■ WORK TO DO:
Here are some records. Copy each one exactly.

■ AVAILABLE DATA:
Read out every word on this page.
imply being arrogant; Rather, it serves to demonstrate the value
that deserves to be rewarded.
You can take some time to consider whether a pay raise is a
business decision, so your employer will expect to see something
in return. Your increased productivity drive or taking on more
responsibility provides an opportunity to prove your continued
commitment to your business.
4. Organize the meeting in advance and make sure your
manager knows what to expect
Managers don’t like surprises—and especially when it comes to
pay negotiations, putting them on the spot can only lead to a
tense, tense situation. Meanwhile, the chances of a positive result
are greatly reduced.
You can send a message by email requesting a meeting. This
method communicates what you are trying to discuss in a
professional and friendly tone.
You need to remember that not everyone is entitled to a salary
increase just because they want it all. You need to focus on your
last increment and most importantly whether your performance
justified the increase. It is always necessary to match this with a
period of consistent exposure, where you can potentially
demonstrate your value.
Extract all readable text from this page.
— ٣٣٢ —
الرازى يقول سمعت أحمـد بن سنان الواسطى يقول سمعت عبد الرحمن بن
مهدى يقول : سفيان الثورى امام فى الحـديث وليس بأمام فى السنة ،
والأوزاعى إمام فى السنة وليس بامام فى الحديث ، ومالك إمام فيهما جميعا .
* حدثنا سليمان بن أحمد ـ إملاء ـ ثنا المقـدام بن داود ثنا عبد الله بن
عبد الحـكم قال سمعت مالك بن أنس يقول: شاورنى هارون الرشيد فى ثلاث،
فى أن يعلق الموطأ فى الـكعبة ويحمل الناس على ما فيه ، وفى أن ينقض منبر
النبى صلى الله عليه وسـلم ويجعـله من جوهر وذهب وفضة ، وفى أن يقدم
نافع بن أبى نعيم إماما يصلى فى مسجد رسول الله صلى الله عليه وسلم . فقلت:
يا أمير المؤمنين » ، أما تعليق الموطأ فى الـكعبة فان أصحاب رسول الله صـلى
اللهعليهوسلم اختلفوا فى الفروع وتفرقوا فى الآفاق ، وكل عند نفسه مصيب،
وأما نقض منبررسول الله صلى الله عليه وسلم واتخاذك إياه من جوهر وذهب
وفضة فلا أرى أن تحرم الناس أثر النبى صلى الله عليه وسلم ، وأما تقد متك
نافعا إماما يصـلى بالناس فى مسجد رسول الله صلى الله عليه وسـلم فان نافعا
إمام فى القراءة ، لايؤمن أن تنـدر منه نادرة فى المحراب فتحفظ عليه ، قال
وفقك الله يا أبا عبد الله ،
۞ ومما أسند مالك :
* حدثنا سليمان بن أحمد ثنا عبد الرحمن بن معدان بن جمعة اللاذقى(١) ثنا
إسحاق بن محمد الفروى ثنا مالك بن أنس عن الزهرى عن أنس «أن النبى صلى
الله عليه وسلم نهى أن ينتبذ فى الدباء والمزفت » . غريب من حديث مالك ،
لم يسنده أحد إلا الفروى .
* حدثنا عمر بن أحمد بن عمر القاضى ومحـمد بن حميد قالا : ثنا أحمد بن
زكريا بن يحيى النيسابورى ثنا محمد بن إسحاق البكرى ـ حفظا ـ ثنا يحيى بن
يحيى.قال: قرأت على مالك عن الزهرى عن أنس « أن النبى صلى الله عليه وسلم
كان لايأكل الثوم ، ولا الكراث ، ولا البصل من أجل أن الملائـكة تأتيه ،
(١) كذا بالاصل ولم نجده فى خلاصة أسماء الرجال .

■ ANSWER FOR THE TASK:
Read out every word on this page.
imply being arrogant; Rather, it serves to demonstrate the value
that deserves to be rewarded.
You can take some time to consider whether a pay raise is a
business decision, so your employer will expect to see something
in return. Your increased productivity drive or taking on more
responsibility provides an opportunity to prove your continued
commitment to your business.
4. Organize the meeting in advance and make sure your
manager knows what to expect
Managers don’t like surprises—and especially when it comes to
pay negotiations, putting them on the spot can only lead to a
tense, tense situation. Meanwhile, the chances of a positive result
are greatly reduced.
You can send a message by email requesting a meeting. This
method communicates what you are trying to discuss in a
professional and friendly tone.
You need to remember that not everyone is entitled to a salary
increase just because they want it all. You need to focus on your
last increment and most importantly whether your performance
justified the increase. It is always necessary to match this with a
period of consistent exposure, where you can potentially
demonstrate your value.
Extract all readable text from this page.
— ٣٣٢ —
الرازى يقول سمعت أحمـد بن سنان الواسطى يقول سمعت عبد الرحمن بن
مهدى يقول : سفيان الثورى امام فى الحـديث وليس بأمام فى السنة ،
والأوزاعى إمام فى السنة وليس بامام فى الحديث ، ومالك إمام فيهما جميعا .
* حدثنا سليمان بن أحمد ـ إملاء ـ ثنا المقـدام بن داود ثنا عبد الله بن
عبد الحـكم قال سمعت مالك بن أنس يقول: شاورنى هارون الرشيد فى ثلاث،
فى أن يعلق الموطأ فى الـكعبة ويحمل الناس على ما فيه ، وفى أن ينقض منبر
النبى صلى الله عليه وسـلم ويجعـله من جوهر وذهب وفضة ، وفى أن يقدم
نافع بن أبى نعيم إماما يصلى فى مسجد رسول الله صلى الله عليه وسلم . فقلت:
يا أمير المؤمنين » ، أما تعليق الموطأ فى الـكعبة فان أصحاب رسول الله صـلى
اللهعليهوسلم اختلفوا فى الفروع وتفرقوا فى الآفاق ، وكل عند نفسه مصيب،
وأما نقض منبررسول الله صلى الله عليه وسلم واتخاذك إياه من جوهر وذهب
وفضة فلا أرى أن تحرم الناس أثر النبى صلى الله عليه وسلم ، وأما تقد متك
نافعا إماما يصـلى بالناس فى مسجد رسول الله صلى الله عليه وسـلم فان نافعا
إمام فى القراءة ، لايؤمن أن تنـدر منه نادرة فى المحراب فتحفظ عليه ، قال
وفقك الله يا أبا عبد الله ،
۞ ومما أسند مالك :
* حدثنا سليمان بن أحمد ثنا عبد الرحمن بن معدان بن جمعة اللاذقى(١) ثنا
إسحاق بن محمد الفروى ثنا مالك بن أنس عن الزهرى عن أنس «أن النبى صلى
الله عليه وسلم نهى أن ينتبذ فى الدباء والمزفت » . غريب من حديث مالك ،
لم يسنده أحد إلا الفروى .
* حدثنا عمر بن أحمد بن عمر القاضى ومحـمد بن حميد قالا : ثنا أحمد بن
زكريا بن يحيى النيسابورى ثنا محمد بن إسحاق البكرى ـ حفظا ـ ثنا يحيى بن
يحيى.قال: قرأت على مالك عن الزهرى عن أنس « أن النبى صلى الله عليه وسلم
كان لايأكل الثوم ، ولا الكراث ، ولا البصل من أجل أن الملائـكة تأتيه ،
(١) كذا بالاصل ولم نجده فى خلاصة أسماء الرجال .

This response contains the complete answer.